* Work to complete: In your copy, leave out the pictures and repeat the entries below exactly.

* Provided records:

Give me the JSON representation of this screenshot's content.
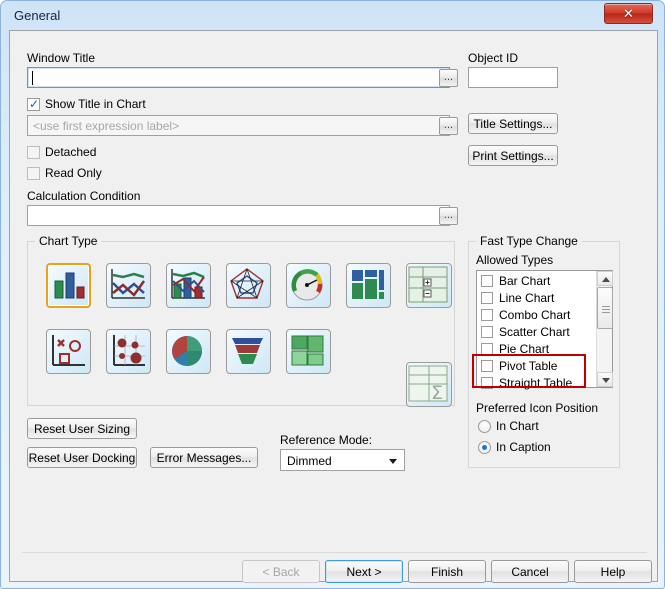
{
  "window": {
    "title": "General",
    "close_icon": "close-icon",
    "close_glyph": "✕"
  },
  "form": {
    "window_title_label": "Window Title",
    "window_title_value": "",
    "object_id_label": "Object ID",
    "object_id_value": "",
    "show_title_label": "Show Title in Chart",
    "show_title_checked": true,
    "title_expression_placeholder": "<use first expression label>",
    "title_expression_value": "",
    "detached_label": "Detached",
    "detached_checked": false,
    "read_only_label": "Read Only",
    "read_only_checked": false,
    "calculation_condition_label": "Calculation Condition",
    "calculation_condition_value": "",
    "browse_glyph": "...",
    "title_settings_label": "Title Settings...",
    "print_settings_label": "Print Settings..."
  },
  "chart_type": {
    "group_label": "Chart Type",
    "selected_index": 0,
    "items": [
      {
        "name": "bar-chart-icon",
        "label": "Bar Chart"
      },
      {
        "name": "line-chart-icon",
        "label": "Line Chart"
      },
      {
        "name": "combo-chart-icon",
        "label": "Combo Chart"
      },
      {
        "name": "radar-chart-icon",
        "label": "Radar Chart"
      },
      {
        "name": "gauge-chart-icon",
        "label": "Gauge Chart"
      },
      {
        "name": "block-chart-icon",
        "label": "Block Chart"
      },
      {
        "name": "pivot-table-icon",
        "label": "Pivot Table"
      },
      {
        "name": "scatter-chart-icon",
        "label": "Scatter Chart"
      },
      {
        "name": "grid-chart-icon",
        "label": "Grid Chart"
      },
      {
        "name": "pie-chart-icon",
        "label": "Pie Chart"
      },
      {
        "name": "funnel-chart-icon",
        "label": "Funnel Chart"
      },
      {
        "name": "mekko-chart-icon",
        "label": "Mekko Chart"
      },
      {
        "name": "straight-table-icon",
        "label": "Straight Table"
      }
    ]
  },
  "actions": {
    "reset_user_sizing": "Reset User Sizing",
    "reset_user_docking": "Reset User Docking",
    "error_messages": "Error Messages...",
    "reference_mode_label": "Reference Mode:",
    "reference_mode_value": "Dimmed",
    "reference_mode_options": [
      "Dimmed"
    ]
  },
  "fast_type_change": {
    "group_label": "Fast Type Change",
    "allowed_types_label": "Allowed Types",
    "allowed_types": [
      {
        "label": "Bar Chart",
        "checked": false
      },
      {
        "label": "Line Chart",
        "checked": false
      },
      {
        "label": "Combo Chart",
        "checked": false
      },
      {
        "label": "Scatter Chart",
        "checked": false
      },
      {
        "label": "Pie Chart",
        "checked": false
      },
      {
        "label": "Pivot Table",
        "checked": false
      },
      {
        "label": "Straight Table",
        "checked": false
      }
    ],
    "highlighted_items": [
      "Pivot Table",
      "Straight Table"
    ],
    "highlight_color": "#c00000",
    "preferred_icon_position_label": "Preferred Icon Position",
    "icon_position_options": [
      {
        "label": "In Chart",
        "selected": false
      },
      {
        "label": "In Caption",
        "selected": true
      }
    ]
  },
  "footer": {
    "back_label": "< Back",
    "back_disabled": true,
    "next_label": "Next >",
    "next_default": true,
    "finish_label": "Finish",
    "cancel_label": "Cancel",
    "help_label": "Help"
  }
}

* Solution to the problem:
Give me the JSON representation of this screenshot's content.
{
  "window": {
    "title": "General",
    "close_icon": "close-icon",
    "close_glyph": "✕"
  },
  "form": {
    "window_title_label": "Window Title",
    "window_title_value": "",
    "object_id_label": "Object ID",
    "object_id_value": "",
    "show_title_label": "Show Title in Chart",
    "show_title_checked": true,
    "title_expression_placeholder": "<use first expression label>",
    "title_expression_value": "",
    "detached_label": "Detached",
    "detached_checked": false,
    "read_only_label": "Read Only",
    "read_only_checked": false,
    "calculation_condition_label": "Calculation Condition",
    "calculation_condition_value": "",
    "browse_glyph": "...",
    "title_settings_label": "Title Settings...",
    "print_settings_label": "Print Settings..."
  },
  "chart_type": {
    "group_label": "Chart Type",
    "selected_index": 0,
    "items": [
      {
        "name": "bar-chart-icon",
        "label": "Bar Chart"
      },
      {
        "name": "line-chart-icon",
        "label": "Line Chart"
      },
      {
        "name": "combo-chart-icon",
        "label": "Combo Chart"
      },
      {
        "name": "radar-chart-icon",
        "label": "Radar Chart"
      },
      {
        "name": "gauge-chart-icon",
        "label": "Gauge Chart"
      },
      {
        "name": "block-chart-icon",
        "label": "Block Chart"
      },
      {
        "name": "pivot-table-icon",
        "label": "Pivot Table"
      },
      {
        "name": "scatter-chart-icon",
        "label": "Scatter Chart"
      },
      {
        "name": "grid-chart-icon",
        "label": "Grid Chart"
      },
      {
        "name": "pie-chart-icon",
        "label": "Pie Chart"
      },
      {
        "name": "funnel-chart-icon",
        "label": "Funnel Chart"
      },
      {
        "name": "mekko-chart-icon",
        "label": "Mekko Chart"
      },
      {
        "name": "straight-table-icon",
        "label": "Straight Table"
      }
    ]
  },
  "actions": {
    "reset_user_sizing": "Reset User Sizing",
    "reset_user_docking": "Reset User Docking",
    "error_messages": "Error Messages...",
    "reference_mode_label": "Reference Mode:",
    "reference_mode_value": "Dimmed",
    "reference_mode_options": [
      "Dimmed"
    ]
  },
  "fast_type_change": {
    "group_label": "Fast Type Change",
    "allowed_types_label": "Allowed Types",
    "allowed_types": [
      {
        "label": "Bar Chart",
        "checked": false
      },
      {
        "label": "Line Chart",
        "checked": false
      },
      {
        "label": "Combo Chart",
        "checked": false
      },
      {
        "label": "Scatter Chart",
        "checked": false
      },
      {
        "label": "Pie Chart",
        "checked": false
      },
      {
        "label": "Pivot Table",
        "checked": false
      },
      {
        "label": "Straight Table",
        "checked": false
      }
    ],
    "highlighted_items": [
      "Pivot Table",
      "Straight Table"
    ],
    "highlight_color": "#c00000",
    "preferred_icon_position_label": "Preferred Icon Position",
    "icon_position_options": [
      {
        "label": "In Chart",
        "selected": false
      },
      {
        "label": "In Caption",
        "selected": true
      }
    ]
  },
  "footer": {
    "back_label": "< Back",
    "back_disabled": true,
    "next_label": "Next >",
    "next_default": true,
    "finish_label": "Finish",
    "cancel_label": "Cancel",
    "help_label": "Help"
  }
}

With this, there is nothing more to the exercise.